*Reading passage*:

Molecular aspects of development and regulation of endometriosis

Abstract

Endometriosis is a common and painful condition affecting women of reproductive age. While the underlying pathophysiology is still largely unknown, much advancement has been made in understanding the progression of the disease. In recent years, a great deal of research has focused on non-invasive diagnostic tools, such as biomarkers, as well as identification of potential therapeutic targets. In this article, we will review the etiology and cellular mechanisms associated with endometriosis as well as the current diagnostic tools and therapies. We will then discuss the more recent genomic and proteomic studies and how these data may guide development of novel diagnostics and therapeutics. The current diagnostic tools are invasive and current therapies primarily treat the symptoms of endometriosis. Optimally, the advancement of "-omic" data will facilitate the development of non-invasive diagnostic biomarkers as well as therapeutics that target the pathophysiology of the disease and halt, or even reverse, progression. However, the amount of data generated by these types of studies is vast and bioinformatics analysis, such as we present here, will be critical to identification of appropriate targets for further study.

Figure 1

Transcriptional regulation of proliferation’s factors. NF-kB, STAT and SMADs are the main regulators of such factors as MMP-2, MMP-9, MMP-7, leptin, HGF, TNF-alpha, which can stimulate proliferation of endometriotic lesions.

Figure 2

VEGF and angiopoietin – two main regulators of angiogenesis. Angiogenesis of lesions is essential for endometriotic cell survival and development. Signaling pathways of VEGF and angiopoietin intersect at PI3K.

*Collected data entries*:

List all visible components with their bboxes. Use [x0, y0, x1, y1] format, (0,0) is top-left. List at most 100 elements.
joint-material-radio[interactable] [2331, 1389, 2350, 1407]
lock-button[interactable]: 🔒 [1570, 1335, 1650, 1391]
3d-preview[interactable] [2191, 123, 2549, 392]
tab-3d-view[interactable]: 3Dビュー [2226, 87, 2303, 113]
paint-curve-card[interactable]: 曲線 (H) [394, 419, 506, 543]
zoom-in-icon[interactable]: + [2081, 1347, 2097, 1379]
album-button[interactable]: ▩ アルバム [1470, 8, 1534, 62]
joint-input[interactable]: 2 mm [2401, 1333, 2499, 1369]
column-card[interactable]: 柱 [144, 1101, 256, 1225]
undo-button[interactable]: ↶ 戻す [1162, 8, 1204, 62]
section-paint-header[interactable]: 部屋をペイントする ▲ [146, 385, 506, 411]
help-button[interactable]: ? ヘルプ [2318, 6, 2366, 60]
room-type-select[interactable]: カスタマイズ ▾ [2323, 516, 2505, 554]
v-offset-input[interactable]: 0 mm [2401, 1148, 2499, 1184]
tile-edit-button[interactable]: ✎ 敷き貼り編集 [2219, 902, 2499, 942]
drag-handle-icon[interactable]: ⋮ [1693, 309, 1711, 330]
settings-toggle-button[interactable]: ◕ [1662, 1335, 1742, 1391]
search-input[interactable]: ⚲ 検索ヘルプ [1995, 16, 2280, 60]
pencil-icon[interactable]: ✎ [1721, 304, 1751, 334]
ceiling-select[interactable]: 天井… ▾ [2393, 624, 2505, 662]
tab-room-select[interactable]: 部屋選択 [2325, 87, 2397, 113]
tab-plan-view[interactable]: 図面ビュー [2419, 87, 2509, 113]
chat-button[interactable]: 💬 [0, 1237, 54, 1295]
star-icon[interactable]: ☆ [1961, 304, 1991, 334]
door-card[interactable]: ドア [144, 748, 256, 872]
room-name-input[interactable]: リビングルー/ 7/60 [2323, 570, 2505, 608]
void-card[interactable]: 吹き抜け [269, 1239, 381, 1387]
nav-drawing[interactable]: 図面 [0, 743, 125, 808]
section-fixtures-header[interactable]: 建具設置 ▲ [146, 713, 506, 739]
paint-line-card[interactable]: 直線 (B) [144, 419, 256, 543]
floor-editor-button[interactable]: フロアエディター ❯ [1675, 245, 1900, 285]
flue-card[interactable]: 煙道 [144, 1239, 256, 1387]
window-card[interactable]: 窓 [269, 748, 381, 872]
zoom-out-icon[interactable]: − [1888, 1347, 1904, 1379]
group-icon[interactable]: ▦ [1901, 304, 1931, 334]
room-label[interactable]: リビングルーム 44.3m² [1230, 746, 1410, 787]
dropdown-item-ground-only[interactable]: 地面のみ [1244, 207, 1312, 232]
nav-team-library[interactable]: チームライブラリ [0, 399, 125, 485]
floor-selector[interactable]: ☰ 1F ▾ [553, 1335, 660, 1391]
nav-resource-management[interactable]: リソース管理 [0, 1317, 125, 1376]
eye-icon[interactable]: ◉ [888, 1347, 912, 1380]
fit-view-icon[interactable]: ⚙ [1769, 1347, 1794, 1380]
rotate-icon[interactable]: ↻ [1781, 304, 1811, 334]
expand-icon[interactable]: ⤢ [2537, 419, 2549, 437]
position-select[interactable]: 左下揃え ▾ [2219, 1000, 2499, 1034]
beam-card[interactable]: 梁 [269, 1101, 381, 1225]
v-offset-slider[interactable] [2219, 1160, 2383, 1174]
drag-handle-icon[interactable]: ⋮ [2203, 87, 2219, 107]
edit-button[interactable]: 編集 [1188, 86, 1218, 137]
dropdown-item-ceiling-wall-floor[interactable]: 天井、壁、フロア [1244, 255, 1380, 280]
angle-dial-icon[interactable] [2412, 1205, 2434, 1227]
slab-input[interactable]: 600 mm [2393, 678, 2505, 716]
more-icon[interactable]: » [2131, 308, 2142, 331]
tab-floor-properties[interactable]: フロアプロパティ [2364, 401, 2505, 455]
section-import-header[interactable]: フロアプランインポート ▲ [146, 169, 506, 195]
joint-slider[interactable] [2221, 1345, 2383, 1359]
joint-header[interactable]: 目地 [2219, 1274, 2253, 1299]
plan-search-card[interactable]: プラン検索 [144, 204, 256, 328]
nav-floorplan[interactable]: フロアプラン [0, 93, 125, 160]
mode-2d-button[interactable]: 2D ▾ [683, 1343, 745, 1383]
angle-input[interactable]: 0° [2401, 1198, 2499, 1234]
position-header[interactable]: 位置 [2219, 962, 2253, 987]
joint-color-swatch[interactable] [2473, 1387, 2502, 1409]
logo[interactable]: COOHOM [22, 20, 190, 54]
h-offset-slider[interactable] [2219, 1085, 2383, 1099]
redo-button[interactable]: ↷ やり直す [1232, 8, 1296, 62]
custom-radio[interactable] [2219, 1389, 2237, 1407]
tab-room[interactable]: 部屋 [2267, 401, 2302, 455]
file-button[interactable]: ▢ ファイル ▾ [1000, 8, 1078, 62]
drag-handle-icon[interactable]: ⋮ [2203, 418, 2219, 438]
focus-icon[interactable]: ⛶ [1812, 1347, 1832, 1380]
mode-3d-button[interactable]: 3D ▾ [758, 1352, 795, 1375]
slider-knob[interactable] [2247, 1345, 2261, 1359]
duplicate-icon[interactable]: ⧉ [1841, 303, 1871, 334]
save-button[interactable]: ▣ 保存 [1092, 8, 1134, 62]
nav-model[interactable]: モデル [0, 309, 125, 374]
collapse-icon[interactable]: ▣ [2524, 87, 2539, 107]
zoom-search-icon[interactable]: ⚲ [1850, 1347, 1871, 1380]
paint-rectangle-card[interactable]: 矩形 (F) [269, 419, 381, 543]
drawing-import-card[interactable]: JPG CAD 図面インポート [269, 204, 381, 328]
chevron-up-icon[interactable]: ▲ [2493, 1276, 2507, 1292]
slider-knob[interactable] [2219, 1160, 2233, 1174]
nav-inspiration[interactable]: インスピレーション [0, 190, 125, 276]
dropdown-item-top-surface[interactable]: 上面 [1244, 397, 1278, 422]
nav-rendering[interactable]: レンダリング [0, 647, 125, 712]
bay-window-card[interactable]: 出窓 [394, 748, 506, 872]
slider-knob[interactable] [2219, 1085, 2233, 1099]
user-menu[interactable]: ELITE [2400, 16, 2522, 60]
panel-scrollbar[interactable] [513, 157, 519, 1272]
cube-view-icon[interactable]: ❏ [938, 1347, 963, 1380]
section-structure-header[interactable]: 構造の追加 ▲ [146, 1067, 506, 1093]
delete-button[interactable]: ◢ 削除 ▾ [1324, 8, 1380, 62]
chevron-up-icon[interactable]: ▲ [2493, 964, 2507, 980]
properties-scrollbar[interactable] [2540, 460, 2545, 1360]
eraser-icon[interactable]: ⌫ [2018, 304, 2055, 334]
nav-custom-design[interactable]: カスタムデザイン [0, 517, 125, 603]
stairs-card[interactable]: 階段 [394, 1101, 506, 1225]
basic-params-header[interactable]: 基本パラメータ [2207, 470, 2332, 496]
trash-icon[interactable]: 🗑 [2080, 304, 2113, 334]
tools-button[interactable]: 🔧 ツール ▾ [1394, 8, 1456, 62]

*What is required*:
Repeat the passage on endometriosis above word for word, from "Transcriptional regulation of" up to and including "of endometriotic lesions.".

*Written response*:
Transcriptional regulation of proliferation’s factors. NF-kB, STAT and SMADs are the main regulators of such factors as MMP-2, MMP-9, MMP-7, leptin, HGF, TNF-alpha, which can stimulate proliferation of endometriotic lesions.